# [Given records]
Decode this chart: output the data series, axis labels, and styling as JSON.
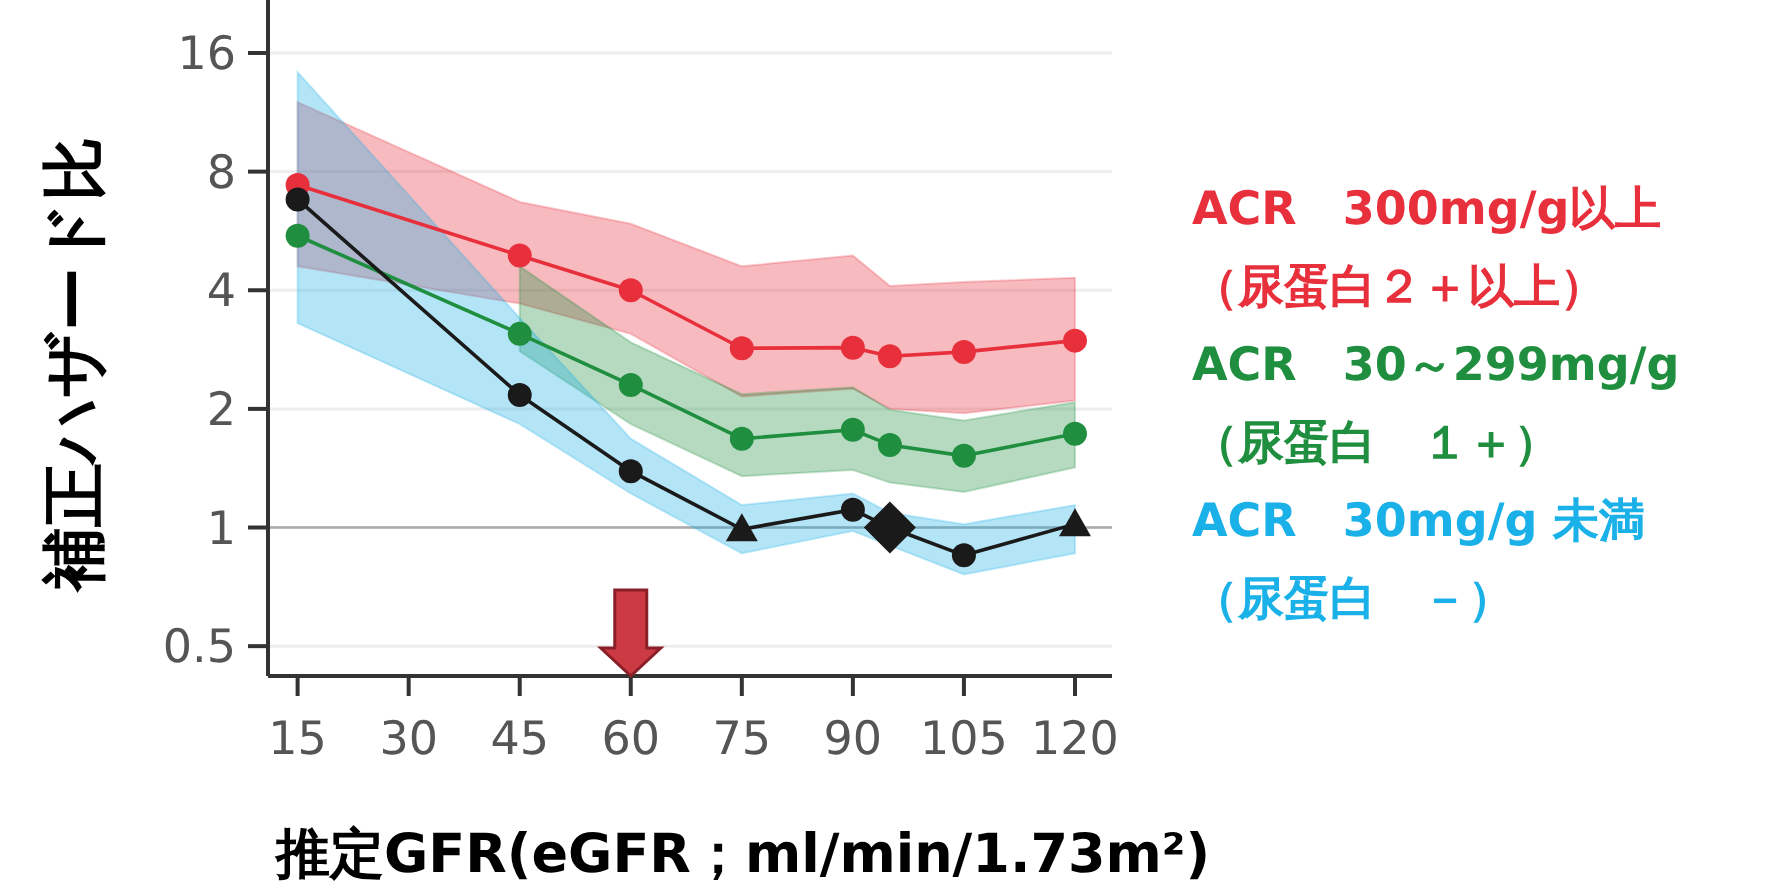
{
  "chart_data": {
    "type": "line",
    "ylabel": "補正ハザード比",
    "xlabel": "推定GFR(eGFR；ml/min/1.73m²)",
    "x": [
      15,
      45,
      60,
      75,
      90,
      95,
      105,
      120
    ],
    "xlim": [
      11,
      125
    ],
    "xticks": [
      15,
      30,
      45,
      60,
      75,
      90,
      105,
      120
    ],
    "ylim": [
      0.42,
      21.3
    ],
    "yticks": [
      0.5,
      1,
      2,
      4,
      8,
      16
    ],
    "log": "y",
    "grid": "y",
    "ref_lines": [
      {
        "axis": "y",
        "value": 1,
        "color": "#aaaaaa"
      }
    ],
    "legend": "right",
    "marker": "circle",
    "series": [
      {
        "name": "ACR　300mg/g以上（尿蛋白２＋以上）",
        "color": "#e8303c",
        "values": [
          7.4,
          4.9,
          4.0,
          2.85,
          2.86,
          2.72,
          2.79,
          2.98
        ],
        "lower": [
          4.6,
          3.7,
          3.1,
          2.15,
          2.25,
          2.0,
          1.95,
          2.1
        ],
        "upper": [
          12,
          6.7,
          5.9,
          4.6,
          4.9,
          4.1,
          4.2,
          4.3
        ]
      },
      {
        "name": "ACR　30～299mg/g（尿蛋白　１＋）",
        "color": "#1f8f3f",
        "values": [
          5.5,
          3.1,
          2.3,
          1.68,
          1.77,
          1.62,
          1.52,
          1.73
        ],
        "lower": [
          null,
          2.8,
          1.83,
          1.35,
          1.4,
          1.3,
          1.23,
          1.42
        ],
        "upper": [
          null,
          4.6,
          2.95,
          2.18,
          2.27,
          1.99,
          1.87,
          2.08
        ]
      },
      {
        "name": "ACR　30mg/g 未満（尿蛋白　－）",
        "color": "#1ab0e8",
        "marker": "none",
        "values": [
          null,
          null,
          null,
          null,
          null,
          null,
          null,
          null
        ],
        "lower": [
          3.3,
          1.83,
          1.22,
          0.86,
          0.98,
          0.9,
          0.76,
          0.86
        ],
        "upper": [
          14.3,
          3.4,
          1.68,
          1.14,
          1.22,
          1.09,
          1.02,
          1.14
        ]
      },
      {
        "color": "#1a1a1a",
        "marker": "none",
        "values": [
          6.8,
          2.17,
          1.39,
          0.99,
          1.11,
          1.0,
          0.85,
          1.02
        ]
      },
      {
        "type": "scatter",
        "color": "#1a1a1a",
        "marker": "circle",
        "x": [
          15,
          45,
          60,
          90,
          105
        ],
        "values": [
          6.8,
          2.17,
          1.39,
          1.11,
          0.85
        ]
      },
      {
        "type": "scatter",
        "color": "#1a1a1a",
        "marker": "triangle",
        "x": [
          75,
          120
        ],
        "values": [
          0.99,
          1.02
        ]
      },
      {
        "type": "scatter",
        "color": "#1a1a1a",
        "marker": "diamond",
        "x": [
          95
        ],
        "values": [
          1.0
        ]
      }
    ]
  }
}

# [The request]
Transcribe the records above exactly, leaving out every picture.

# [Answer to this exercise]
Decode this chart: output the data series, axis labels, and styling as JSON.
{
  "chart_data": {
    "type": "line",
    "ylabel": "補正ハザード比",
    "xlabel": "推定GFR(eGFR；ml/min/1.73m²)",
    "x": [
      15,
      45,
      60,
      75,
      90,
      95,
      105,
      120
    ],
    "xlim": [
      11,
      125
    ],
    "xticks": [
      15,
      30,
      45,
      60,
      75,
      90,
      105,
      120
    ],
    "ylim": [
      0.42,
      21.3
    ],
    "yticks": [
      0.5,
      1,
      2,
      4,
      8,
      16
    ],
    "log": "y",
    "grid": "y",
    "ref_lines": [
      {
        "axis": "y",
        "value": 1,
        "color": "#aaaaaa"
      }
    ],
    "legend": "right",
    "marker": "circle",
    "series": [
      {
        "name": "ACR　300mg/g以上（尿蛋白２＋以上）",
        "color": "#e8303c",
        "values": [
          7.4,
          4.9,
          4.0,
          2.85,
          2.86,
          2.72,
          2.79,
          2.98
        ],
        "lower": [
          4.6,
          3.7,
          3.1,
          2.15,
          2.25,
          2.0,
          1.95,
          2.1
        ],
        "upper": [
          12,
          6.7,
          5.9,
          4.6,
          4.9,
          4.1,
          4.2,
          4.3
        ]
      },
      {
        "name": "ACR　30～299mg/g（尿蛋白　１＋）",
        "color": "#1f8f3f",
        "values": [
          5.5,
          3.1,
          2.3,
          1.68,
          1.77,
          1.62,
          1.52,
          1.73
        ],
        "lower": [
          null,
          2.8,
          1.83,
          1.35,
          1.4,
          1.3,
          1.23,
          1.42
        ],
        "upper": [
          null,
          4.6,
          2.95,
          2.18,
          2.27,
          1.99,
          1.87,
          2.08
        ]
      },
      {
        "name": "ACR　30mg/g 未満（尿蛋白　－）",
        "color": "#1ab0e8",
        "marker": "none",
        "values": [
          null,
          null,
          null,
          null,
          null,
          null,
          null,
          null
        ],
        "lower": [
          3.3,
          1.83,
          1.22,
          0.86,
          0.98,
          0.9,
          0.76,
          0.86
        ],
        "upper": [
          14.3,
          3.4,
          1.68,
          1.14,
          1.22,
          1.09,
          1.02,
          1.14
        ]
      },
      {
        "color": "#1a1a1a",
        "marker": "none",
        "values": [
          6.8,
          2.17,
          1.39,
          0.99,
          1.11,
          1.0,
          0.85,
          1.02
        ]
      },
      {
        "type": "scatter",
        "color": "#1a1a1a",
        "marker": "circle",
        "x": [
          15,
          45,
          60,
          90,
          105
        ],
        "values": [
          6.8,
          2.17,
          1.39,
          1.11,
          0.85
        ]
      },
      {
        "type": "scatter",
        "color": "#1a1a1a",
        "marker": "triangle",
        "x": [
          75,
          120
        ],
        "values": [
          0.99,
          1.02
        ]
      },
      {
        "type": "scatter",
        "color": "#1a1a1a",
        "marker": "diamond",
        "x": [
          95
        ],
        "values": [
          1.0
        ]
      }
    ]
  }
}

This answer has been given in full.